• **Exercise directions**
Scan the following material for the string "icon" and copy each line in which it appears.

Source data
________________________

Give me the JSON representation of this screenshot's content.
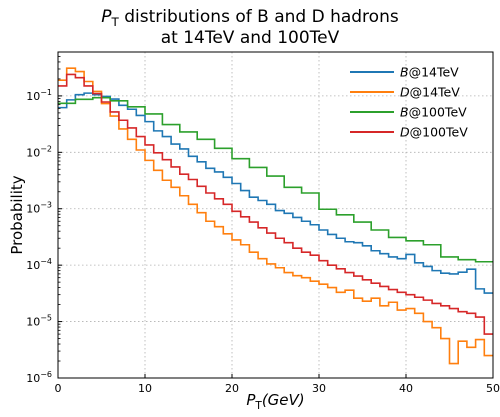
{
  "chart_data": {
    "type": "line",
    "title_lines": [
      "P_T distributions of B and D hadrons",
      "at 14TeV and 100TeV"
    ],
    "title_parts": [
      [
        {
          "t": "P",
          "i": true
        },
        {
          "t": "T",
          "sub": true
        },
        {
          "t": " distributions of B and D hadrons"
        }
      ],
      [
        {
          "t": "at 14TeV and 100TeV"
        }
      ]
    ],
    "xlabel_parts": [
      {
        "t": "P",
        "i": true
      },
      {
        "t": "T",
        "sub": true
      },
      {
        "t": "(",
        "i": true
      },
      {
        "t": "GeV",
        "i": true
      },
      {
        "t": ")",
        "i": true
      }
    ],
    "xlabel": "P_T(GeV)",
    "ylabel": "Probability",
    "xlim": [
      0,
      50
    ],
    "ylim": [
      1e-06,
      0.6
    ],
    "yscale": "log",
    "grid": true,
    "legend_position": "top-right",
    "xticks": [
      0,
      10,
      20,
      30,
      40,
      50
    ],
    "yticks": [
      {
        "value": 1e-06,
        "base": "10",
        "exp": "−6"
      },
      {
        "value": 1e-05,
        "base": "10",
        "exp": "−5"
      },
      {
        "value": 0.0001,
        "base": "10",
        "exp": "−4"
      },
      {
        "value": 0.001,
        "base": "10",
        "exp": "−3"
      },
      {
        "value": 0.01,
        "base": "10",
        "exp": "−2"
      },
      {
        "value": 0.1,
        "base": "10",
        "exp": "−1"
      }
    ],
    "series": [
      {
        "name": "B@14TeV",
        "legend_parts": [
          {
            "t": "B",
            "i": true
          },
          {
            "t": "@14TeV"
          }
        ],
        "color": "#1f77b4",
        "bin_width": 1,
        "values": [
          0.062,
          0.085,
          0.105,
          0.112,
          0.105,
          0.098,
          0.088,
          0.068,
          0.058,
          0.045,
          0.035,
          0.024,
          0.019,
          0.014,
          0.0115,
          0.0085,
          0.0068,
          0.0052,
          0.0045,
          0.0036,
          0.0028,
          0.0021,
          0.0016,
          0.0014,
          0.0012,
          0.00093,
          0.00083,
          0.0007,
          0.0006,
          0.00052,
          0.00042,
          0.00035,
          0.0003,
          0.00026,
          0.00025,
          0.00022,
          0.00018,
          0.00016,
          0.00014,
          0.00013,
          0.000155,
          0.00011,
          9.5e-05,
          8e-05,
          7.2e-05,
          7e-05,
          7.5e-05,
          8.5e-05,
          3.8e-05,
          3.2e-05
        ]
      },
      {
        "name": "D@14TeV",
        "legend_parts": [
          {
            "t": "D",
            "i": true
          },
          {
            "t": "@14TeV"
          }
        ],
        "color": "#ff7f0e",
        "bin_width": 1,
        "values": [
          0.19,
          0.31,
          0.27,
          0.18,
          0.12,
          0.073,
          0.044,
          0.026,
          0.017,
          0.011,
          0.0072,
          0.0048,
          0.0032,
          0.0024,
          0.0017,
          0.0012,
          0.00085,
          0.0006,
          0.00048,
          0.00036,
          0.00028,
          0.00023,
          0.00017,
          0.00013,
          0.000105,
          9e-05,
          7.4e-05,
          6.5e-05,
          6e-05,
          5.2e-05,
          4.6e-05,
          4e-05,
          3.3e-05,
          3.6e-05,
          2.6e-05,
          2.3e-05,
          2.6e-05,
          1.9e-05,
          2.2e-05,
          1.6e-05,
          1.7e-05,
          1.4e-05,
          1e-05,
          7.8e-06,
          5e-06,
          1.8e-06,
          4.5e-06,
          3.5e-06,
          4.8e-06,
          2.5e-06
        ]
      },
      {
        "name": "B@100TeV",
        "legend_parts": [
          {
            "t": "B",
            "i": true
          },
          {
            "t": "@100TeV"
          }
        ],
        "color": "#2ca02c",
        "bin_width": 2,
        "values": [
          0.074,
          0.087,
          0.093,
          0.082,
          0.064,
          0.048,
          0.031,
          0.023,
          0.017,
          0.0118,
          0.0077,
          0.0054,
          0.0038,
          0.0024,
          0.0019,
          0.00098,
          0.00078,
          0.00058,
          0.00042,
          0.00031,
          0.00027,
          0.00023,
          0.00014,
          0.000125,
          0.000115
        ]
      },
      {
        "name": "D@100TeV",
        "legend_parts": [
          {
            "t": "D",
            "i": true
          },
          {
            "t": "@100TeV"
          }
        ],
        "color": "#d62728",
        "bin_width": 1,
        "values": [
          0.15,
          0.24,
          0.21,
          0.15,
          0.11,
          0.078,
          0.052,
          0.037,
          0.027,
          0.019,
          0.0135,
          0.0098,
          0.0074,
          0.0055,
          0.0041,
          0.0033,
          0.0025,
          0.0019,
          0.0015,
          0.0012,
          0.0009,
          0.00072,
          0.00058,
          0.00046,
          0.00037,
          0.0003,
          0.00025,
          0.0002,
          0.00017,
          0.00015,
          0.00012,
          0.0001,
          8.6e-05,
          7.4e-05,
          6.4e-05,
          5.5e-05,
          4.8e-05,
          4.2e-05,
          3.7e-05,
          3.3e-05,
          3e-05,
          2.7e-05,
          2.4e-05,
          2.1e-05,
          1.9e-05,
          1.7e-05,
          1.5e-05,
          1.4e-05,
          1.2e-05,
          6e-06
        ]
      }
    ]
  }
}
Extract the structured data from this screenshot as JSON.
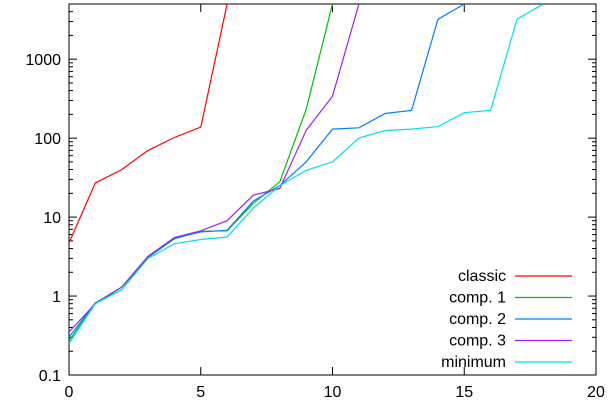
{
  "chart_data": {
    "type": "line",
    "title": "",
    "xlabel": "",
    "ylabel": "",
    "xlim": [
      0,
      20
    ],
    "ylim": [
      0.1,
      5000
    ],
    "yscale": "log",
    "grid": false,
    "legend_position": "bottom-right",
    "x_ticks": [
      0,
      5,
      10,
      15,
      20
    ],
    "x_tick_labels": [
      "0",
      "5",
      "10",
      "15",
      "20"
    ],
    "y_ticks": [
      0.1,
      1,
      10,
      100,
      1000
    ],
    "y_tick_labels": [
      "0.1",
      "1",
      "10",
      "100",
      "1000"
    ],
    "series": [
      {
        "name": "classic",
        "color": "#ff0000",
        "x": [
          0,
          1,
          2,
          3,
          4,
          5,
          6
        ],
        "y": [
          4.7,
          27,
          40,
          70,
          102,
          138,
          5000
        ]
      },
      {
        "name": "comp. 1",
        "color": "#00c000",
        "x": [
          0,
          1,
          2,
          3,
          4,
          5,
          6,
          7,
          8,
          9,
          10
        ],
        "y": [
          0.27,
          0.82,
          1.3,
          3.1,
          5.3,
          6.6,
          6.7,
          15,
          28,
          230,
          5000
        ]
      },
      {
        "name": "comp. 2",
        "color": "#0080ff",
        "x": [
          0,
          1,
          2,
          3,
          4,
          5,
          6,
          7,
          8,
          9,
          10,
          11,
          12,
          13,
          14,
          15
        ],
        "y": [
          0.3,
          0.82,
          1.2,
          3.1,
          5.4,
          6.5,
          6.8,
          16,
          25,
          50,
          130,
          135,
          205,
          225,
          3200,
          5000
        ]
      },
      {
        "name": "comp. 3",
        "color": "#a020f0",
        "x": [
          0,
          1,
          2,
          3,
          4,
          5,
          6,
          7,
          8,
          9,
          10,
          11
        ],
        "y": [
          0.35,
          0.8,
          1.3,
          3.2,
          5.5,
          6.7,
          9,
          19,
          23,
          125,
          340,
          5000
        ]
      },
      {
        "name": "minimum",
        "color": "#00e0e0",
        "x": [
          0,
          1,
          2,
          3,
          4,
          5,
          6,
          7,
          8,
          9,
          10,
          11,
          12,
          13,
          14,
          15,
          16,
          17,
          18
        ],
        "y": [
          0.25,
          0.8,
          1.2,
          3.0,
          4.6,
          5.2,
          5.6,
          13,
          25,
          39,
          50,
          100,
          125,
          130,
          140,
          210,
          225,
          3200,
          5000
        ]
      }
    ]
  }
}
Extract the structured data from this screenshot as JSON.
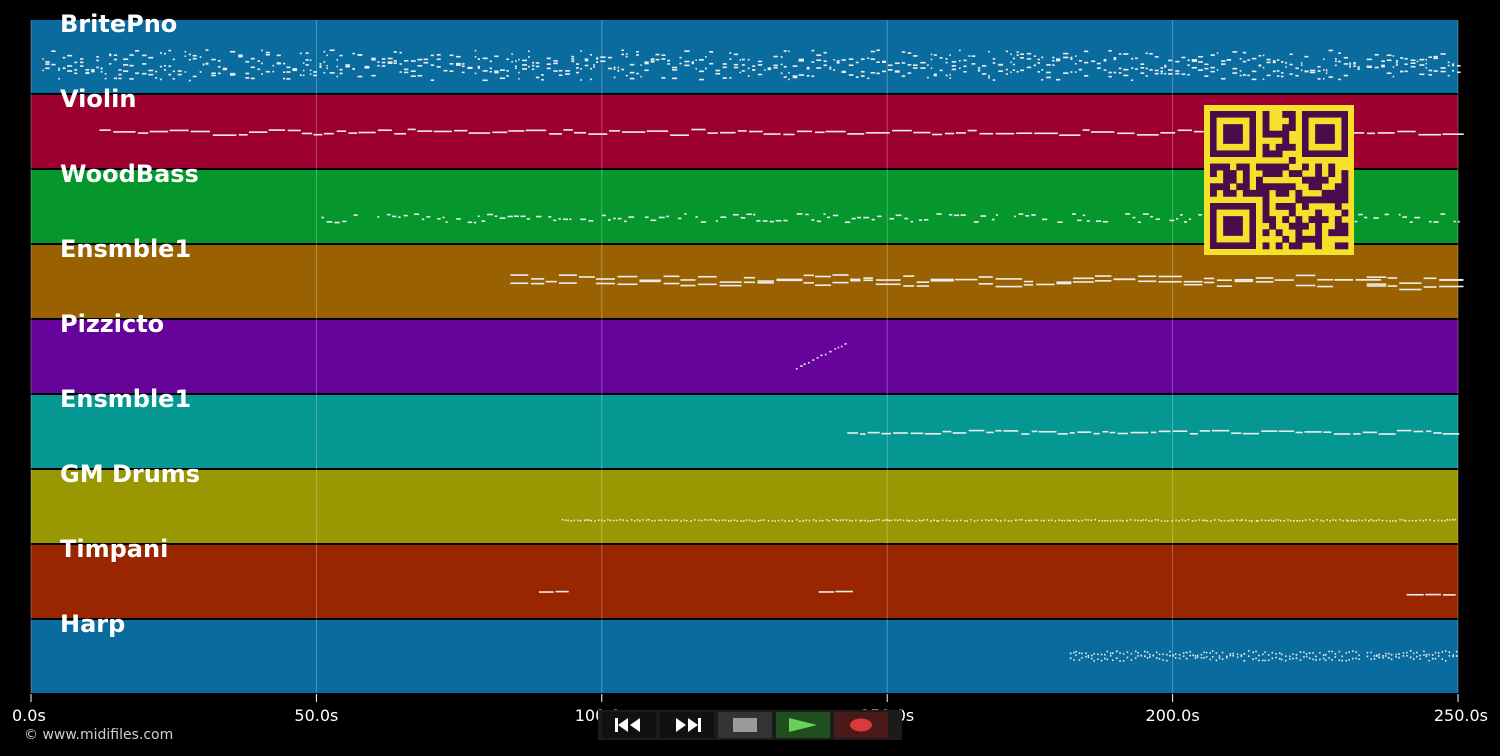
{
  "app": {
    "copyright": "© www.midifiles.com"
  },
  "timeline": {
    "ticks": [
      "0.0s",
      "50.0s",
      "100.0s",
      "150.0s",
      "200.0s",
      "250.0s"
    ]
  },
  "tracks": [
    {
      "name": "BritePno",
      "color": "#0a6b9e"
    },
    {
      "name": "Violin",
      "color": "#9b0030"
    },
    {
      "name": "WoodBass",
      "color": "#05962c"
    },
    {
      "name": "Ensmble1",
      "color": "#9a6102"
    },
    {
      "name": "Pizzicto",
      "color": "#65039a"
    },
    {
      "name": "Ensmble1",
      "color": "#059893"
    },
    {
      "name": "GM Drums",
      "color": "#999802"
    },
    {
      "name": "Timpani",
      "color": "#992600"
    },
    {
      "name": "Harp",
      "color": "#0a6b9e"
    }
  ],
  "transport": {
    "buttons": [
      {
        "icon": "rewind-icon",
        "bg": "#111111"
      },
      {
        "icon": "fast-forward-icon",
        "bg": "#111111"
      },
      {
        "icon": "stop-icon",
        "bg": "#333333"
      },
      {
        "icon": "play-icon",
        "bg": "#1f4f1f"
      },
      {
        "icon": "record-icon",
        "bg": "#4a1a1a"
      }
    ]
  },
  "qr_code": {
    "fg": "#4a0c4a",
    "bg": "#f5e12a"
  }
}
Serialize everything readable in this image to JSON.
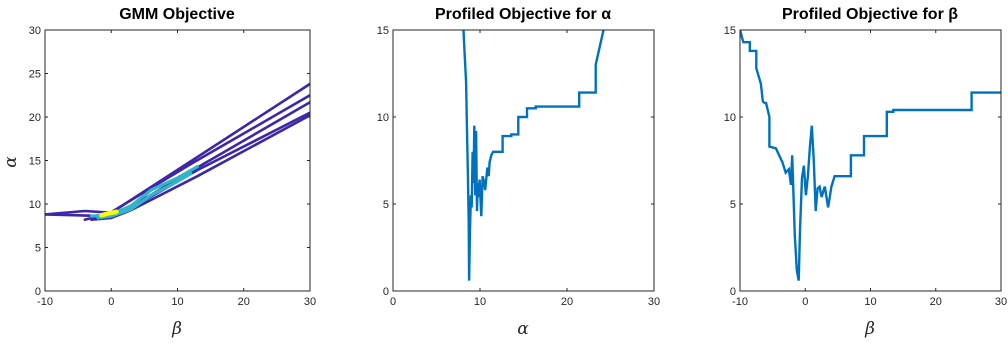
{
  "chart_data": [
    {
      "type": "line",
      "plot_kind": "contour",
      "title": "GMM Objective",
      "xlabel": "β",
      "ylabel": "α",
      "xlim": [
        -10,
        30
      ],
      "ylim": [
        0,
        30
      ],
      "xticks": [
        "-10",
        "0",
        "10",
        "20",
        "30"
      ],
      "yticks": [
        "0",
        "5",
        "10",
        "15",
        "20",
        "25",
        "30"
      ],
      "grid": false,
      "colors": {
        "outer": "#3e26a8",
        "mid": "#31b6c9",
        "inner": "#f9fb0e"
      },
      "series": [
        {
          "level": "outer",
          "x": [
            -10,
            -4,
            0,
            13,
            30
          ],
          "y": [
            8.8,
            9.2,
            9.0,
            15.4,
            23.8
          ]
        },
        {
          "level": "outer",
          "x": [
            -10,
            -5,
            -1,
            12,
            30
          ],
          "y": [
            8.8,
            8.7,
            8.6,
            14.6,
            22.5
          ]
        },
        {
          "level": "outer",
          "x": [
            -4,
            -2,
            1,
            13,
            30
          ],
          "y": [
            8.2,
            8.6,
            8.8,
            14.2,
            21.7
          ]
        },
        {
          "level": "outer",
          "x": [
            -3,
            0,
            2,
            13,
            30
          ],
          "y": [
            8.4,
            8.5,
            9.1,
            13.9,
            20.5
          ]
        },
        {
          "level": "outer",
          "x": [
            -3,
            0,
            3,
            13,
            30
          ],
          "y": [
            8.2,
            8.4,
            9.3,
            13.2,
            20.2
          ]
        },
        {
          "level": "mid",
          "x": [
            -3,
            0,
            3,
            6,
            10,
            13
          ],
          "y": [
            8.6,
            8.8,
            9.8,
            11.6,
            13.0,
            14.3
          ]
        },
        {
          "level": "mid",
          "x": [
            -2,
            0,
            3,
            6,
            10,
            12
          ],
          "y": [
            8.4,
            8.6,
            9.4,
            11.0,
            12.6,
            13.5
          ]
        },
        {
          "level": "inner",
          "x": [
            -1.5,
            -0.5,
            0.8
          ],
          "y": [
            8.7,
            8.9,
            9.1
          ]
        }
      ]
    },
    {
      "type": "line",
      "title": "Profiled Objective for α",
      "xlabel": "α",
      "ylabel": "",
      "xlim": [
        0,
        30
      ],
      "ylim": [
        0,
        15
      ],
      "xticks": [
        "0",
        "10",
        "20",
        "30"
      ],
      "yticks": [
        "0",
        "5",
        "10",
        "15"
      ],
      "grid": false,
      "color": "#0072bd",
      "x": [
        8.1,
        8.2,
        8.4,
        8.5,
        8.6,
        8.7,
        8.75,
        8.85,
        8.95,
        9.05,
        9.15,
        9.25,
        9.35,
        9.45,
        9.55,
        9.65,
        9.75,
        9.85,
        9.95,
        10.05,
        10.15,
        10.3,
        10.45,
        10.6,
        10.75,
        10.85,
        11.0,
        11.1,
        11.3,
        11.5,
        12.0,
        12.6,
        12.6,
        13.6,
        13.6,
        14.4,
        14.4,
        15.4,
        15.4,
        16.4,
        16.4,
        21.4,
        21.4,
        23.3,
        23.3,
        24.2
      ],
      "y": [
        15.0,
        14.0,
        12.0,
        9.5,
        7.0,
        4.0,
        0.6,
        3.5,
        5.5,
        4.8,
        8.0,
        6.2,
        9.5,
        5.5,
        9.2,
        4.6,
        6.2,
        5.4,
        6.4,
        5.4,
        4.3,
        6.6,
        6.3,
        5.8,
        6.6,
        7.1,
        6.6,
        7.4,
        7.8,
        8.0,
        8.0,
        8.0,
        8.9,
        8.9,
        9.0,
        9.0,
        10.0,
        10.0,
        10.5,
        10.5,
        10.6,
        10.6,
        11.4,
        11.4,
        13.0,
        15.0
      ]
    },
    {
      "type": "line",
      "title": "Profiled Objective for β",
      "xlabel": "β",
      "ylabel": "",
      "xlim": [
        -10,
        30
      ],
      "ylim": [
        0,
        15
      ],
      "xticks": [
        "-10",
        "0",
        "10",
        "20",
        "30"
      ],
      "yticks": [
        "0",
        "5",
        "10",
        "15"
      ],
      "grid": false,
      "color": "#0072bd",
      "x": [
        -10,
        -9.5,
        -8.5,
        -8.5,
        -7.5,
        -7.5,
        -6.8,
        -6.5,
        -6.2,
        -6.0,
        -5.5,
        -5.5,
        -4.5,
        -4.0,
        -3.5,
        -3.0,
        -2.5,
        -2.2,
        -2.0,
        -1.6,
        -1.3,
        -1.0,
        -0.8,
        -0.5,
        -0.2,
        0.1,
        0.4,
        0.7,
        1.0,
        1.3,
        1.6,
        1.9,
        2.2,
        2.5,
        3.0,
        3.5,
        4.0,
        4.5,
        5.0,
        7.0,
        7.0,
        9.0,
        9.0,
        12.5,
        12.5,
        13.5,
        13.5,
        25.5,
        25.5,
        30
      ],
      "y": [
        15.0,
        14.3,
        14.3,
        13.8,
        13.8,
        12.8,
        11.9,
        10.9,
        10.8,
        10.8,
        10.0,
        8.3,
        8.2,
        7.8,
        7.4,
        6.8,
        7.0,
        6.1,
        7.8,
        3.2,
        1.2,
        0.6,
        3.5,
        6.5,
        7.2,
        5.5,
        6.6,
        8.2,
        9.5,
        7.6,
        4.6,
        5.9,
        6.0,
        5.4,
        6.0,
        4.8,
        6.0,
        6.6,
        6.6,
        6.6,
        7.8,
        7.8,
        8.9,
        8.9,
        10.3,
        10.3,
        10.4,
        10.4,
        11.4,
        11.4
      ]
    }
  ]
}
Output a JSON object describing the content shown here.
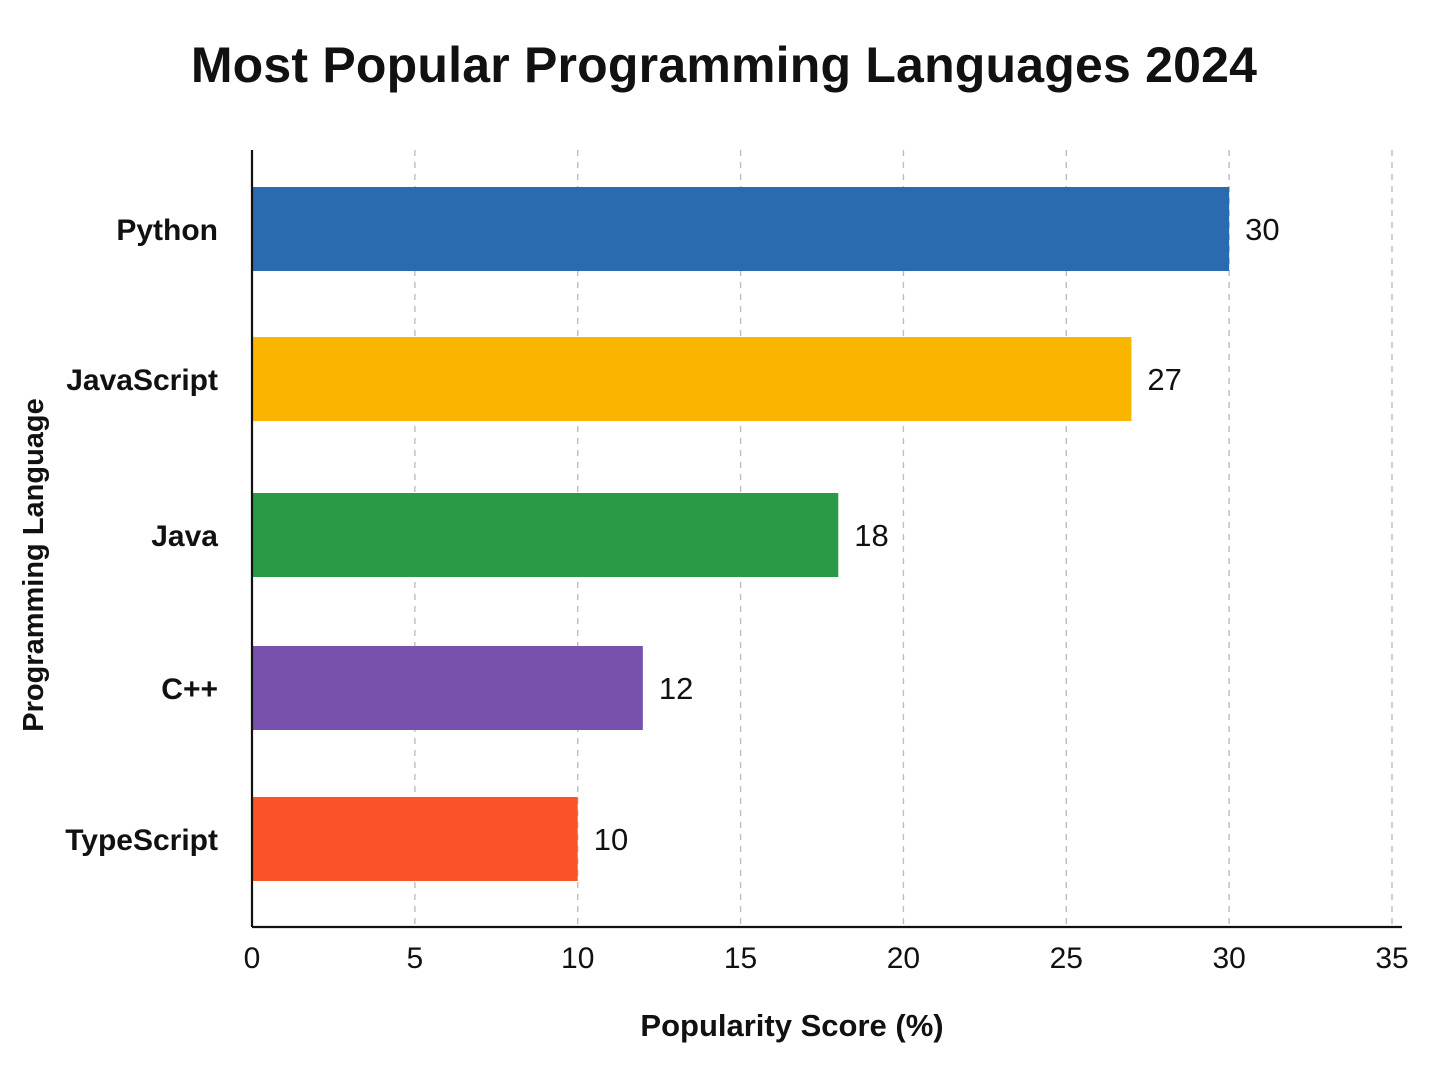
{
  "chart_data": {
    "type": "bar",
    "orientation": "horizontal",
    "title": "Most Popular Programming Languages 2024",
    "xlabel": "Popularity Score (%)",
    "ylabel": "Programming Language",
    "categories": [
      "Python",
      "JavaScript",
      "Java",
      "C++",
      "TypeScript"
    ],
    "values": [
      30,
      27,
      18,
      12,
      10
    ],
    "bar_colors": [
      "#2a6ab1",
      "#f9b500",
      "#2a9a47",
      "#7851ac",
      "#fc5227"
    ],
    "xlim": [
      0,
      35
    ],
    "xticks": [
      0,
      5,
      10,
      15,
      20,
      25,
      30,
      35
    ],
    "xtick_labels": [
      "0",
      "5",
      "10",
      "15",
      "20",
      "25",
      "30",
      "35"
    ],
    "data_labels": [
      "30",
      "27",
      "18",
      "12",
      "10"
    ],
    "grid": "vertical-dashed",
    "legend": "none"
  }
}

________________________

• **Output below**
        "icon": "rewind-icon",
        "icon": "fast-forward-icon",
        "icon": "stop-icon",
        "icon": "play-icon",
        "icon": "record-icon",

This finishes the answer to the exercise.